## À faire
**A)** D'après le texte sur la géopolitique spatiale, en quelle année la Station spatiale internationale a-t-elle vu le jour ?
**B)** Selon le texte sur la géopolitique spatiale, pour quelles deux raisons l'espace joue-t-il un rôle dans la dissuasion nucléaire ? Répondez en une à trois phrases.
**C)** Prolongez le texte sur la géopolitique spatiale à partir de sa dernière phrase.

## Texte de la page
= = = = = = =
Enfin, il est important de noter que la menace nucléaire brandie par la Russie a un lien avec le domaine spatial. L’espace joue un rôle dans la dissuasion nucléaire à deux titres : les missiles intercontinentaux balistiques passent par le domaine spatial lorsqu’ils sont déployés, fait rappelé dans une scène surréaliste diffusée à la télévision russe ; en outre, le domaine extra-atmosphérique est important car c’est en orbite que se trouvent les satellites de détection de potentiels lancements d’attaques balistiques.

La stratégie spatiale se caractérise historiquement par une très forte coopération entre les nations spatiales, dont la Station spatiale internationale (ISS) est une illustration. Comment cette coopération est-elle mise à mal par la guerre menée par la Russie et que cela présage-t-il pour le futur alors qu’en février 2022 vingt-sept ministres européens chargés du spatial déclaraient que "la souveraineté européenne passe par l’espace" ?

Deux phénomènes ont structuré la géopolitique spatiale. D’abord, l’espace et ses enjeux ont longtemps semblé depuis 50 ans échapper aux logiques de conflits entre grandes puissances. On se rappelle du rapprochement entre les États-Unis et l’Union Soviétique dans les années 1970, en pleine Guerre froide, qui a donné naissance au projet de coopération sur la station russe Mir en 1986, puis à la Station spatiale internationale en 1998. Au cours des années 2000, la coopération spatiale semblait aussi épargnée par les secousses liées à la chute de l’URSS. Dans la période plus récente, Russes et Américains ont d’ailleurs continué à collaborer, et ce même après l’annexion de la Crimée en 2014.

Le deuxième phénomène que l’on a pu observer dans les dernières années a été le réalignement des stratégies spatiales des États. D’une part, on a assisté - comme dans d’autres domaines - à un net rapprochement entre les puissances russes et chinoises, illustré dans le spatial en 2021 par la volonté affichée de de la Russie de participer à la station spatiale chinoise lunaire. D’autre part, l’Amérique réaffirme sa volonté d’être la puissance spatiale mondiale de référence, comme le montrent les accords dits "Artemis" proposés en 2020 dans le cadre du projet de ramener des astronautes sur le sol lunaire à l’horizon 2025 : les États-Unis incitent fortement leurs alliés à s’y rallier en sachant pertinemment que Russes et Chinois s’y opposent. Il y a donc une forme de polarisation du spatial et une prise de distance avec le système multilatéral qui prédominait jusque-là.
= = = = = = =
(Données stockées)
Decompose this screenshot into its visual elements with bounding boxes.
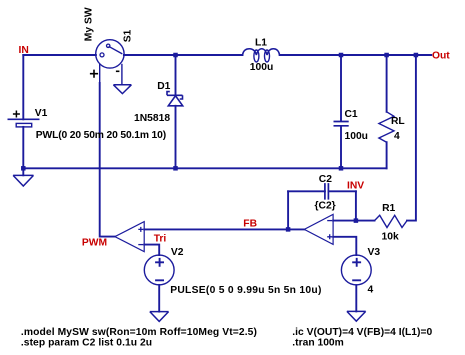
svg-text:{C2}: {C2}	[315, 200, 336, 211]
junction at Out column	[414, 53, 419, 58]
op-amp U2 (error amp)	[304, 214, 333, 244]
wire V1 bottom lead	[22, 127, 24, 168]
svg-text:D1: D1	[157, 81, 170, 92]
wire ground stub at rail	[22, 168, 24, 175]
wire op-amp U1 minus to V2 (Tri)	[144, 245, 159, 256]
wire V2 bottom lead	[158, 285, 160, 312]
svg-text:.tran 100m: .tran 100m	[292, 338, 344, 349]
wire C2 left	[288, 190, 325, 192]
ground at switch minus control	[113, 85, 131, 94]
wire L1 to Out	[280, 54, 432, 56]
svg-text:V1: V1	[35, 108, 48, 119]
svg-text:10k: 10k	[382, 231, 399, 242]
svg-text:4: 4	[394, 131, 400, 142]
wire V3 bottom lead	[355, 285, 357, 311]
svg-text:FB: FB	[243, 219, 257, 230]
voltage source V2	[144, 255, 174, 285]
wire switch control to PWM	[100, 83, 115, 237]
svg-text:100u: 100u	[345, 131, 368, 142]
wire RL bottom lead	[386, 142, 388, 168]
wire FB horizontal	[144, 228, 304, 230]
svg-text:My SW: My SW	[83, 7, 94, 41]
svg-text:100u: 100u	[250, 62, 273, 73]
op-amp U1 (PWM comparator)	[115, 222, 144, 252]
svg-text:Tri: Tri	[154, 234, 167, 245]
ground at V3	[347, 311, 366, 321]
wire D1 bottom lead	[175, 106, 177, 169]
svg-text:S1: S1	[123, 29, 134, 42]
switch S1 body	[96, 40, 124, 68]
svg-text:INV: INV	[347, 181, 364, 192]
svg-text:1N5818: 1N5818	[134, 113, 170, 124]
svg-text:.model MySW sw(Ron=10m Roff=: .model MySW sw(Ron=10m Roff=10Meg Vt=2.5…	[21, 327, 257, 338]
svg-text:R1: R1	[382, 203, 395, 214]
wire ground rail	[23, 167, 386, 169]
wire INV vertical	[355, 191, 357, 220]
wire Out to R1 right lead	[407, 55, 416, 221]
svg-text:IN: IN	[19, 45, 29, 56]
svg-text:PWL(0 20 50m 20 50.1m 10): PWL(0 20 50m 20 50.1m 10)	[36, 130, 166, 141]
svg-text:.step param C2 list 0.1u 2u: .step param C2 list 0.1u 2u	[21, 337, 152, 348]
ground at V1 rail	[13, 175, 33, 186]
switch control plus sign	[90, 70, 98, 78]
switch control minus sign	[116, 70, 120, 72]
junction at INV node	[354, 218, 359, 223]
svg-text:PWM: PWM	[82, 238, 107, 249]
svg-text:L1: L1	[255, 37, 267, 48]
diode D1 (1N5818 schottky)	[168, 96, 182, 106]
svg-text:C1: C1	[345, 109, 358, 120]
svg-text:RL: RL	[391, 116, 405, 127]
wire R1 left lead / INV to op-amp minus	[333, 220, 374, 222]
battery V1	[8, 118, 40, 120]
wire C1 bottom lead	[340, 126, 342, 168]
junction at D1 top	[173, 53, 178, 58]
resistor RL	[379, 112, 394, 142]
inductor L1	[243, 49, 280, 55]
wire C1 top lead	[340, 55, 342, 121]
ground at V2	[150, 312, 169, 322]
wire FB vertical	[287, 191, 289, 229]
junction at D1 bottom	[173, 166, 178, 171]
svg-text:C2: C2	[319, 174, 332, 185]
resistor R1	[375, 215, 408, 227]
wire switch to L1	[124, 54, 243, 56]
capacitor C2	[325, 183, 329, 200]
pin S1 plus control lead	[99, 64, 101, 83]
capacitor C1	[334, 122, 349, 126]
junction at RL top	[384, 53, 389, 58]
junction at C1 bottom	[339, 166, 344, 171]
svg-text:V2: V2	[171, 247, 184, 258]
svg-text:V3: V3	[368, 247, 381, 258]
junction at V1 ground	[21, 166, 26, 171]
svg-text:PULSE(0 5 0 9.99u 5n 5n 10u): PULSE(0 5 0 9.99u 5n 5n 10u)	[170, 285, 321, 296]
junction at FB node	[286, 227, 291, 232]
wire IN to switch	[23, 54, 96, 56]
pin S1 minus control lead	[121, 65, 123, 85]
voltage source V3	[341, 255, 371, 285]
wire C2 right	[329, 190, 356, 192]
wire D1 top lead	[175, 55, 177, 95]
svg-text:Out: Out	[432, 51, 450, 62]
svg-text:.ic V(OUT)=4 V(FB)=4 I(L1)=0: .ic V(OUT)=4 V(FB)=4 I(L1)=0	[292, 327, 432, 338]
junction at C1 top	[339, 53, 344, 58]
wire RL top lead	[386, 55, 388, 112]
svg-text:4: 4	[368, 284, 374, 295]
wire op-amp U2 plus to V3	[333, 237, 356, 255]
wire V1 top lead	[22, 55, 24, 119]
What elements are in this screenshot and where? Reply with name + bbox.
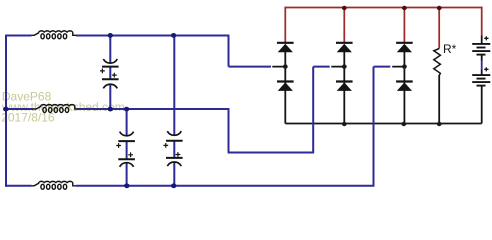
svg-text:R*: R* [443,42,457,56]
svg-text:2017/8/16: 2017/8/16 [1,110,55,124]
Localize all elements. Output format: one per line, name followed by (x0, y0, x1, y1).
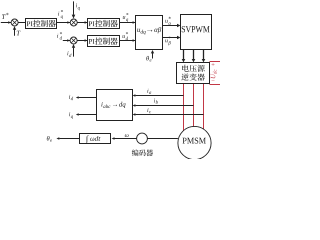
label + of DC bus (red) (212, 63, 215, 66)
wire S2 to PI2 (77, 22, 87, 24)
block PI controller U1 (speed) (26, 19, 57, 29)
wire theta_e output (59, 138, 79, 140)
block SVPWM modulator (181, 15, 212, 50)
label - of DC bus (red) (212, 80, 215, 82)
wire phase B (red) (193, 84, 195, 129)
label ud* voltage (122, 35, 124, 38)
label ia phase current (147, 89, 148, 93)
label iq* reference (58, 12, 59, 16)
wire id feedback (bottom) (73, 48, 75, 57)
wire encoder to integrator (115, 138, 137, 140)
label id* reference (57, 34, 58, 38)
wire S3 to PI3 (77, 40, 87, 42)
label u_alpha* voltage (165, 20, 167, 23)
label id output (69, 95, 70, 99)
wire phase A (red) (183, 84, 185, 133)
summing junction S1 (11, 19, 18, 26)
wire ib tap (135, 105, 193, 107)
label encoder (bianmaqi) (132, 149, 139, 156)
wire iq feedback (top) (73, 1, 75, 14)
wire PI3 to transform (120, 40, 136, 42)
label iq feedback (top) (76, 3, 77, 7)
label id feedback (bottom) (67, 51, 68, 55)
label T* reference input (2, 15, 6, 19)
summing junction S2 (70, 19, 77, 26)
block voltage source inverter (177, 63, 210, 84)
wire DC- rail (red) (210, 84, 221, 86)
block inverse Park transform u_dq to alpha-beta (136, 16, 163, 50)
wire phase C (red) (203, 84, 205, 132)
wire id output (79, 97, 97, 99)
wire PI1 to S2 (57, 22, 71, 24)
wire S1 to PI1 (18, 22, 25, 24)
wire PMSM to encoder (147, 138, 178, 140)
label theta_e rotor angle input (146, 56, 149, 61)
wire u_alpha to SVPWM (163, 25, 178, 27)
label ib phase current (154, 99, 155, 103)
wire ic tap (135, 114, 203, 116)
block PI controller U3 (d-axis current) (88, 36, 120, 47)
block integrator theta=int(omega)dt (80, 134, 111, 144)
wire PI2 to transform (120, 22, 136, 24)
block PI controller U2 (q-axis current) (88, 19, 120, 29)
wire SVPWM gate signal 1 (183, 50, 185, 60)
wire id* input (63, 40, 70, 42)
summing junction S3 (70, 37, 77, 44)
label u_beta* voltage (165, 39, 167, 42)
wire T feedback (14, 29, 16, 36)
block Clarke-Park transform i_abc to dq (97, 90, 133, 121)
wire ia tap (135, 95, 183, 97)
wire iq output (79, 114, 97, 116)
wire theta_e into transform (152, 53, 154, 59)
motor PMSM (178, 126, 211, 159)
wire SVPWM gate signal 3 (203, 50, 205, 60)
label iq output (69, 112, 70, 116)
wire T* input (1, 22, 11, 24)
wire DC+ rail (red) (210, 61, 221, 63)
label omega speed (125, 134, 129, 137)
label theta_e output (47, 136, 50, 141)
encoder circle (137, 133, 148, 144)
wire u_beta to SVPWM (163, 37, 178, 39)
label Udc rotated (red) (211, 69, 217, 78)
wire SVPWM gate signal 2 (193, 50, 195, 60)
label uq* voltage (123, 16, 125, 19)
label T feedback (17, 31, 21, 35)
label ic phase current (147, 108, 148, 112)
= = = = = = =
## Réponses aux tâches
**A)** En 1998.

**B)** Les missiles intercontinentaux balistiques passent par le domaine spatial lorsqu'ils sont déployés. De plus, c'est en orbite que se trouvent les satellites qui détectent de potentiels lancements d'attaques balistiques.

**C)**
Dans cette optique, la guerre en Ukraine marque une réelle accélération de ces deux processus de conflictualisation du domaine spatial et de polarisation des puissances. Une première matérialisation s’est faite avec l’annonce russe du souhait de se retirer de l’ISS. La portée de cette annonce reste incertaine à ce stade, les Russes maintenant pour l’instant une activité relativement normale au sein de la station. L’avenir de l’ISS, dont la durée de vie devrait être poussée jusqu’à la fin de la décennie, n’en est pas moins semé d'embûches, les Européens et les Américains réfléchissant déjà à des solutions en cas de retrait précipité de Moscou.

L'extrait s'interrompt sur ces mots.